Extracted records:
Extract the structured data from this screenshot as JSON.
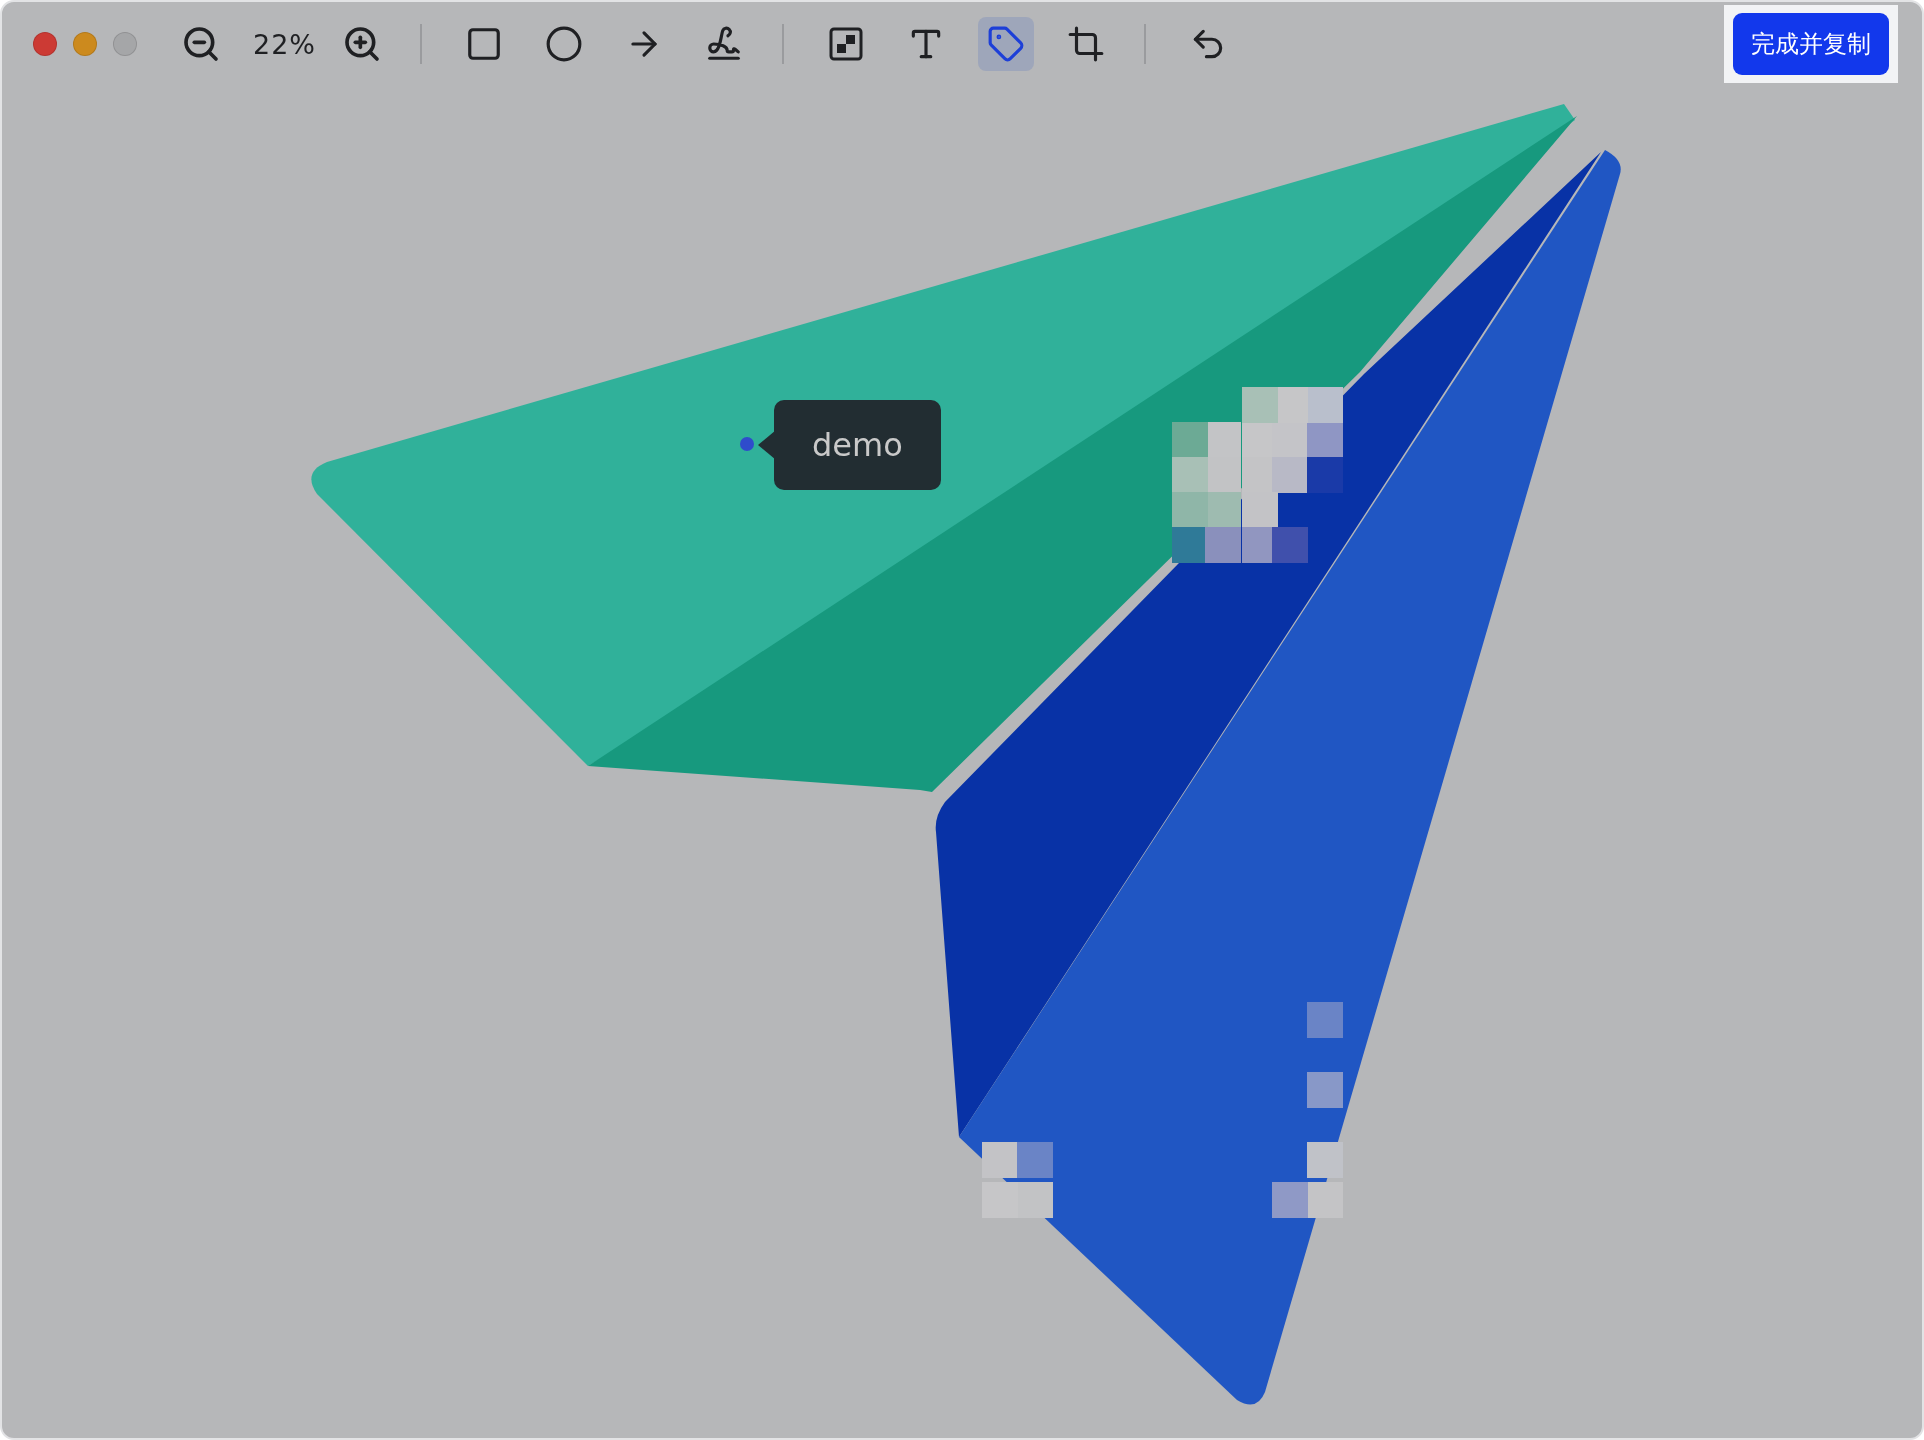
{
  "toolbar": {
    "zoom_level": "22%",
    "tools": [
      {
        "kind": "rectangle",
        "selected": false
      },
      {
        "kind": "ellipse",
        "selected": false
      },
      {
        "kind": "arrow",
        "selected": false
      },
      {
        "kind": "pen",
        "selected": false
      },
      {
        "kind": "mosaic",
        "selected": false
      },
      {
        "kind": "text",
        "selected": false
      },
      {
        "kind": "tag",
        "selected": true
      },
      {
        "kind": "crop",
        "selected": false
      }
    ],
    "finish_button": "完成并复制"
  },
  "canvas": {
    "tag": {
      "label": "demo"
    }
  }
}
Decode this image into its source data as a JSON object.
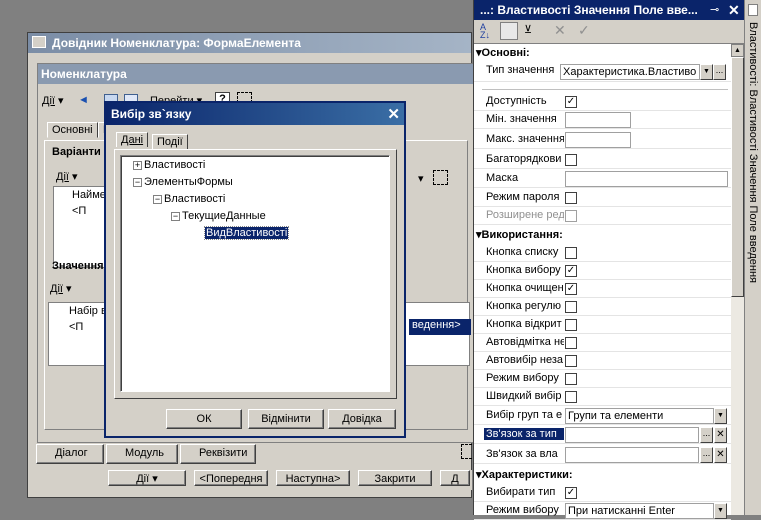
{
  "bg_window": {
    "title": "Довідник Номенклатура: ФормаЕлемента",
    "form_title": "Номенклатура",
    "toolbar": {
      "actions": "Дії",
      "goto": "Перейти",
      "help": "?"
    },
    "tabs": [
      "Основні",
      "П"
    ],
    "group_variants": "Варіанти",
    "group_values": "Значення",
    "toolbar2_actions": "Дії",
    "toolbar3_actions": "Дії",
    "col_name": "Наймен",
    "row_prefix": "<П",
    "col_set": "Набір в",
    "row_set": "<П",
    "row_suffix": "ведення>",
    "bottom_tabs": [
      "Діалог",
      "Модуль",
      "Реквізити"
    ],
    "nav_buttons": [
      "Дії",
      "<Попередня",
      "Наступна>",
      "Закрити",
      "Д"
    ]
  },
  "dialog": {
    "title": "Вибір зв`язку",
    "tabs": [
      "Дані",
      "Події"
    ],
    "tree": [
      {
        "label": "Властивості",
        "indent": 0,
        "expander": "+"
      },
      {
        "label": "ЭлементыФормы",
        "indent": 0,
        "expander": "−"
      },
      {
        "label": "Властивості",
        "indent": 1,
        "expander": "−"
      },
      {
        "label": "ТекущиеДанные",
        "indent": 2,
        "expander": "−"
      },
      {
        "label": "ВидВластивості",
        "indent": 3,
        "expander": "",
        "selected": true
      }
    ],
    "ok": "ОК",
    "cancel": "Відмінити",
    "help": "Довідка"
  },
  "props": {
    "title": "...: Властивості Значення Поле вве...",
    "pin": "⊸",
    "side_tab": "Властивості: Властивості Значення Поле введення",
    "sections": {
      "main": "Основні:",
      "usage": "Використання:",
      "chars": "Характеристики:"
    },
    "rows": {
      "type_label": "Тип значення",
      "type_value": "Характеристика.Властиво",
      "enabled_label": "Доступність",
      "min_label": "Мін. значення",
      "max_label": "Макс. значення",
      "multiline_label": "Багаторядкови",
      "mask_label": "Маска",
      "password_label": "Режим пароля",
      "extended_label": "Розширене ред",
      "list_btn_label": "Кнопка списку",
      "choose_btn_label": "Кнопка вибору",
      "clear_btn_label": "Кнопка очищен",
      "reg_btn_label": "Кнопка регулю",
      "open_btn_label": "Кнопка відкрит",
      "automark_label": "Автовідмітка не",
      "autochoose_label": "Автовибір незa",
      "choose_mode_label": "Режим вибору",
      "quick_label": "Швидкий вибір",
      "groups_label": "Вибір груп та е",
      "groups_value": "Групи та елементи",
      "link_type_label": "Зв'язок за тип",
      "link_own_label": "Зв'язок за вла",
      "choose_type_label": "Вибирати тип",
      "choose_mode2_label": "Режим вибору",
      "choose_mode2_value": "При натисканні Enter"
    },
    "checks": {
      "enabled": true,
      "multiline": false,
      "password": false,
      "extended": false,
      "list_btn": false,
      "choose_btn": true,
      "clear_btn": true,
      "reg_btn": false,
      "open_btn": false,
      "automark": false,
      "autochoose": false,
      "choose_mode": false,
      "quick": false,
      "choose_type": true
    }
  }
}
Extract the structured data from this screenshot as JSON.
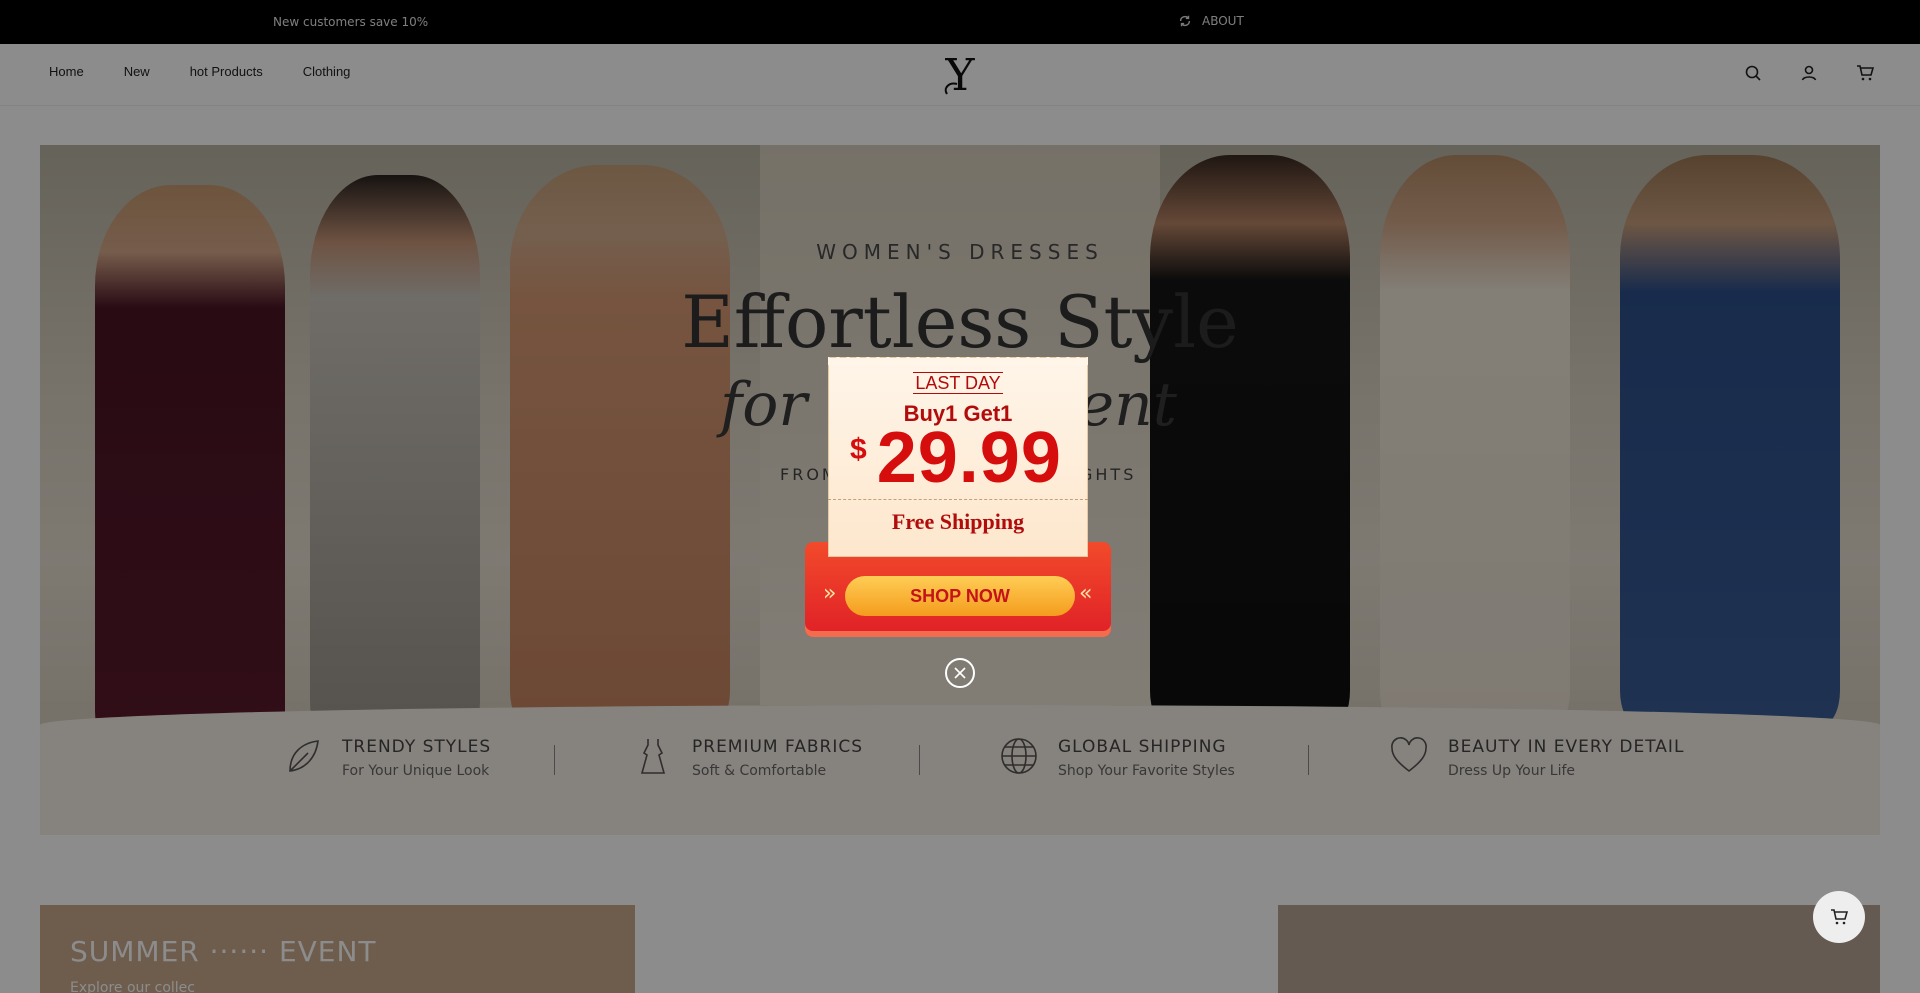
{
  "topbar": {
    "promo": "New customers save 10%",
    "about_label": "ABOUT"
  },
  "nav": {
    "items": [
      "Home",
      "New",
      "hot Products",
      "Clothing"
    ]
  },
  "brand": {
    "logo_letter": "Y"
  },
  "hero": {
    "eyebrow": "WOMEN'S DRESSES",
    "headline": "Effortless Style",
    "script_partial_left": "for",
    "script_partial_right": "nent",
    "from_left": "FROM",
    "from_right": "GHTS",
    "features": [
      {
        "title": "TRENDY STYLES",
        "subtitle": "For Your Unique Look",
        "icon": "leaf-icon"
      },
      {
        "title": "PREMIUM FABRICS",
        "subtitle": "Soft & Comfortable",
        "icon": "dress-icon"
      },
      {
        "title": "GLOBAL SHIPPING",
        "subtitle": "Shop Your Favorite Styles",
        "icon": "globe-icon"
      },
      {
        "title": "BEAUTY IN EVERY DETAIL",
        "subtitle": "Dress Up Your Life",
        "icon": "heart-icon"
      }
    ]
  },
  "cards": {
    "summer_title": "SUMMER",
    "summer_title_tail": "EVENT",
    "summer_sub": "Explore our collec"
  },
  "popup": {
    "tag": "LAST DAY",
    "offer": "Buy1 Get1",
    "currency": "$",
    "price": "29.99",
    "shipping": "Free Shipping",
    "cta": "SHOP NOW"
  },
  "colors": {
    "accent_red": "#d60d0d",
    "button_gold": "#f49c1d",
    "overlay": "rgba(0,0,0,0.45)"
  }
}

§ **Problem to solve**
Return all of the entries exactly as written, but drop any pictures they hold.

§ **Written response**
Extract the structured data from this screenshot as JSON.
{
  "toolbar": {
    "zoom_level": "22%",
    "tools": [
      {
        "kind": "rectangle",
        "selected": false
      },
      {
        "kind": "ellipse",
        "selected": false
      },
      {
        "kind": "arrow",
        "selected": false
      },
      {
        "kind": "pen",
        "selected": false
      },
      {
        "kind": "mosaic",
        "selected": false
      },
      {
        "kind": "text",
        "selected": false
      },
      {
        "kind": "tag",
        "selected": true
      },
      {
        "kind": "crop",
        "selected": false
      }
    ],
    "finish_button": "完成并复制"
  },
  "canvas": {
    "tag": {
      "label": "demo"
    }
  }
}
Decode this image into its source data as a JSON object.
{
  "bg_window": {
    "title": "Довідник Номенклатура: ФормаЕлемента",
    "form_title": "Номенклатура",
    "toolbar": {
      "actions": "Дії",
      "goto": "Перейти",
      "help": "?"
    },
    "tabs": [
      "Основні",
      "П"
    ],
    "group_variants": "Варіанти",
    "group_values": "Значення",
    "toolbar2_actions": "Дії",
    "toolbar3_actions": "Дії",
    "col_name": "Наймен",
    "row_prefix": "<П",
    "col_set": "Набір в",
    "row_set": "<П",
    "row_suffix": "ведення>",
    "bottom_tabs": [
      "Діалог",
      "Модуль",
      "Реквізити"
    ],
    "nav_buttons": [
      "Дії",
      "<Попередня",
      "Наступна>",
      "Закрити",
      "Д"
    ]
  },
  "dialog": {
    "title": "Вибір зв`язку",
    "tabs": [
      "Дані",
      "Події"
    ],
    "tree": [
      {
        "label": "Властивості",
        "indent": 0,
        "expander": "+"
      },
      {
        "label": "ЭлементыФормы",
        "indent": 0,
        "expander": "−"
      },
      {
        "label": "Властивості",
        "indent": 1,
        "expander": "−"
      },
      {
        "label": "ТекущиеДанные",
        "indent": 2,
        "expander": "−"
      },
      {
        "label": "ВидВластивості",
        "indent": 3,
        "expander": "",
        "selected": true
      }
    ],
    "ok": "ОК",
    "cancel": "Відмінити",
    "help": "Довідка"
  },
  "props": {
    "title": "...: Властивості Значення Поле вве...",
    "pin": "⊸",
    "side_tab": "Властивості: Властивості Значення Поле введення",
    "sections": {
      "main": "Основні:",
      "usage": "Використання:",
      "chars": "Характеристики:"
    },
    "rows": {
      "type_label": "Тип значення",
      "type_value": "Характеристика.Властиво",
      "enabled_label": "Доступність",
      "min_label": "Мін. значення",
      "max_label": "Макс. значення",
      "multiline_label": "Багаторядкови",
      "mask_label": "Маска",
      "password_label": "Режим пароля",
      "extended_label": "Розширене ред",
      "list_btn_label": "Кнопка списку",
      "choose_btn_label": "Кнопка вибору",
      "clear_btn_label": "Кнопка очищен",
      "reg_btn_label": "Кнопка регулю",
      "open_btn_label": "Кнопка відкрит",
      "automark_label": "Автовідмітка не",
      "autochoose_label": "Автовибір незa",
      "choose_mode_label": "Режим вибору",
      "quick_label": "Швидкий вибір",
      "groups_label": "Вибір груп та е",
      "groups_value": "Групи та елементи",
      "link_type_label": "Зв'язок за тип",
      "link_own_label": "Зв'язок за вла",
      "choose_type_label": "Вибирати тип",
      "choose_mode2_label": "Режим вибору",
      "choose_mode2_value": "При натисканні Enter"
    },
    "checks": {
      "enabled": true,
      "multiline": false,
      "password": false,
      "extended": false,
      "list_btn": false,
      "choose_btn": true,
      "clear_btn": true,
      "reg_btn": false,
      "open_btn": false,
      "automark": false,
      "autochoose": false,
      "choose_mode": false,
      "quick": false,
      "choose_type": true
    }
  }
}
Extract the structured data from this screenshot as JSON.
{
  "topbar": {
    "promo": "New customers save 10%",
    "about_label": "ABOUT"
  },
  "nav": {
    "items": [
      "Home",
      "New",
      "hot Products",
      "Clothing"
    ]
  },
  "brand": {
    "logo_letter": "Y"
  },
  "hero": {
    "eyebrow": "WOMEN'S DRESSES",
    "headline": "Effortless Style",
    "script_partial_left": "for",
    "script_partial_right": "nent",
    "from_left": "FROM",
    "from_right": "GHTS",
    "features": [
      {
        "title": "TRENDY STYLES",
        "subtitle": "For Your Unique Look",
        "icon": "leaf-icon"
      },
      {
        "title": "PREMIUM FABRICS",
        "subtitle": "Soft & Comfortable",
        "icon": "dress-icon"
      },
      {
        "title": "GLOBAL SHIPPING",
        "subtitle": "Shop Your Favorite Styles",
        "icon": "globe-icon"
      },
      {
        "title": "BEAUTY IN EVERY DETAIL",
        "subtitle": "Dress Up Your Life",
        "icon": "heart-icon"
      }
    ]
  },
  "cards": {
    "summer_title": "SUMMER",
    "summer_title_tail": "EVENT",
    "summer_sub": "Explore our collec"
  },
  "popup": {
    "tag": "LAST DAY",
    "offer": "Buy1 Get1",
    "currency": "$",
    "price": "29.99",
    "shipping": "Free Shipping",
    "cta": "SHOP NOW"
  },
  "colors": {
    "accent_red": "#d60d0d",
    "button_gold": "#f49c1d",
    "overlay": "rgba(0,0,0,0.45)"
  }
}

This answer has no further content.